--- TEXT BLOCK ---

Talent management is the most important operational lever to a successful portfolio company investment cycle in challenging times, cited by 46 percent of respondents to the Private Funds Leaders Survey 2021. Delivery of a value-creation programme and effective cost management ranked second and third, followed by technology integration, bolt-on acquisitions and working capital efficiency.
“The hiring market for private debt is on fire at present and we are seeing record levels of demand for candidates. Candidates with two to four years of leveraged or acquisition finance experience are very much in demand with a number of private debt teams looking to add headcount at this level,” says Will Invine, director of Stem7 Executive Search. “Private debt is the most active area but we are also seeing demand from performing credit teams as well as platforms focused on the fund of funds space.
“Candidates are very much in the driving seat currently and are receiving multiple offers from top funds. There has also been an exodus from many of the relevant financing teams across investment banking in 2020 which is creating a battle for the best talent between the credit funds and the investment banks, who are desperate to retain their talent and hire extra resources themselves.”
Shani Zindel, chief investment officer at Livingbridge, agrees talent is crucial. “Nothing beats a good management team. Absolutely nothing.”
But Silverfleet Capital Partners managing partner Gareth Whiley says technology is the largest operational lever that most companies will have to deal with in the near future – for good and for bad.
“Clearly, technology implemented well can dramatically improve operational efficiencies but, if you are slow, it can leave you at a great disadvantage and the pace of tech change is now so fast that it can easily impact during the life of a portfolio company investment,” Whiley explains.
“So, technology and the need to navigate a globalised market and supply chain when covid and politics are challenging cross-border trade in a way we haven’t seen for a long time are the key operational issues and opportunities near-term.”
Frank Nash, founder and managing member of ATL Partners, adds that while people management, cost management and good technology have always been key to performance, what now requires greater focus than ever before is knowing one’s customers and potential customers.

---

SET OF TASKS:
a: According to the article on portfolio company operations, what percentage of survey respondents named talent management as the most important operational lever?
b: For each statement, decide whether it agrees with the article on portfolio company operations: (i) Will Invine identifies private debt as the most active hiring area; (ii) Gareth Whiley is chief investment officer at Livingbridge; (iii) cost management ranked second in the survey.
c: Proceed with the article on portfolio company operations, starting after its final sentence.
The items after this point are drawn from an unrelated source.

--- DATASET RECORDS ---

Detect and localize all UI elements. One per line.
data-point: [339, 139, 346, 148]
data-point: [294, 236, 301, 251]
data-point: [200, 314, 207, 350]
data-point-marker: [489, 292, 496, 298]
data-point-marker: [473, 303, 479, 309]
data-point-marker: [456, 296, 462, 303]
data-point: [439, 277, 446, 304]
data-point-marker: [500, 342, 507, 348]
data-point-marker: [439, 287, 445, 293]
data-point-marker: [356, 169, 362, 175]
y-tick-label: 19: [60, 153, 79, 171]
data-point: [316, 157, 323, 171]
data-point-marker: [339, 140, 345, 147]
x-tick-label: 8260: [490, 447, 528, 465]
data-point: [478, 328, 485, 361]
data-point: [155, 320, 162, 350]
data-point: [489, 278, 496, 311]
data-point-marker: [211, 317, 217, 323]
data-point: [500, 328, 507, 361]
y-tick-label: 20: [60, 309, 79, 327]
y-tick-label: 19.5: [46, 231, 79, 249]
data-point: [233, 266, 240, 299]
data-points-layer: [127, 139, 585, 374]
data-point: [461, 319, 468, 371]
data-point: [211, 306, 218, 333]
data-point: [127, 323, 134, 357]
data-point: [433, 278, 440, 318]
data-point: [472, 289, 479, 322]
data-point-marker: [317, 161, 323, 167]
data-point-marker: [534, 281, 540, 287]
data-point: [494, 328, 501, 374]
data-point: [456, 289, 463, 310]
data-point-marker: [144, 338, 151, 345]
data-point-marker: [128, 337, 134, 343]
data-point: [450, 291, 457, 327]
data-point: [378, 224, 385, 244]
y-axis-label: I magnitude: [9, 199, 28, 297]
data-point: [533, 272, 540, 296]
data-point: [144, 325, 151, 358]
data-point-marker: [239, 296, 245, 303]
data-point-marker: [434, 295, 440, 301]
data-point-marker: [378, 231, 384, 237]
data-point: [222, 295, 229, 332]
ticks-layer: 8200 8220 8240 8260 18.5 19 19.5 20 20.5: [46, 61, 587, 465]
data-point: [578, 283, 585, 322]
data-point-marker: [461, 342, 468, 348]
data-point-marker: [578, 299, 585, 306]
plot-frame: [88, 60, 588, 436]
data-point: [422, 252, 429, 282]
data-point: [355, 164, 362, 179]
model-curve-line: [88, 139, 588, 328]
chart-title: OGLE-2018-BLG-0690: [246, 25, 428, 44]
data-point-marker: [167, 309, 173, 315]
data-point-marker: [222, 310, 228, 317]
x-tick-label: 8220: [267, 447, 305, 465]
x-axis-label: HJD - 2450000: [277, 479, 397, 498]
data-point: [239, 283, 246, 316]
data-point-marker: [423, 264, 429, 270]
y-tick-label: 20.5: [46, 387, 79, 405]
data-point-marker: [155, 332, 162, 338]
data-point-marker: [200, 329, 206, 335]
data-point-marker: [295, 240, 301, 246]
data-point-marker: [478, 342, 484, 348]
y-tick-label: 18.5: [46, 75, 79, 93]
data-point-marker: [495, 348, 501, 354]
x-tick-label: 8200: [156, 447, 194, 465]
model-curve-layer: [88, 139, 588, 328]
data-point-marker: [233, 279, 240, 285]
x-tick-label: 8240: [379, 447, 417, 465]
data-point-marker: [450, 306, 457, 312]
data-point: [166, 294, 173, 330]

---

ANSWERS TO THE EXERCISE:
a: 46 percent

b:
(i) Yes: "Private debt is the most active area"
(ii) No: "Shani Zindel, chief investment officer at Livingbridge"
(iii) No: "Delivery of a value-creation programme and effective cost management ranked second and third"

c:
“Tastes, needs and methods of buying amongst both businesses and consumers change rapidly and companies need to stay current with those changes,” he says. “Sometimes that requires technology, sometimes it requires research and sometimes relying on people who are really good at keeping their ears to the ground and hearing the faint noises in the distance.”
The survey also revealed that respondents expect to significantly increase headcount at both a portfolio company and sponsor level. Almost three-quarters expect to boost aggregate employees in their investee businesses this year, while 67 percent expect to do the same at the GP.
Littlejohn & Co president Brian Ramsay. says there is no question his firm will be investing heavily in headcount at both a GP and portfolio level, adding that labour markets are experiencing a tightening that is surprising given the downdraft of 2020. “This is evident at the rank-and-file level where we are seeing meaningful wage increases in order to support the rebound in production or activity, as well as the senior executive levels where we are seeing aggressive poaching by competitors as demand and profitability return.”
At the GP level, Ramsay says Littlejohn & Co is making significant investments to support deal execution and portfolio company performance, as well as adding business development and sourcing resources, and capital markets expertise.
Zindel has also noticed a trend towards GPs recruiting a broader mix of individuals. “There is more of a focus on internal talent management, more industrial hires and more international growth. We are also seeing firms building their own internal debt teams, for example. Firms are expanding their expertise in all sorts of different ways but, overall, the direction of travel is more investment in human resource, not less.”